Instructions for the task: Return the records in full, exactly as given.

Listed records:
= = = =
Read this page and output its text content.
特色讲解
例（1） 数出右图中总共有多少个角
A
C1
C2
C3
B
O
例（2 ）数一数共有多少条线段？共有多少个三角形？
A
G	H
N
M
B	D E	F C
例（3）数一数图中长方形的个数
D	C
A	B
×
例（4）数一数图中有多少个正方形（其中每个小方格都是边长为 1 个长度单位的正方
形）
= = = =
The reply:
Read this page and output its text content.
特色讲解
例（1） 数出右图中总共有多少个角
A
C1
C2
C3
B
O
例（2 ）数一数共有多少条线段？共有多少个三角形？
A
G	H
N
M
B	D E	F C
例（3）数一数图中长方形的个数
D	C
A	B
×
例（4）数一数图中有多少个正方形（其中每个小方格都是边长为 1 个长度单位的正方
形）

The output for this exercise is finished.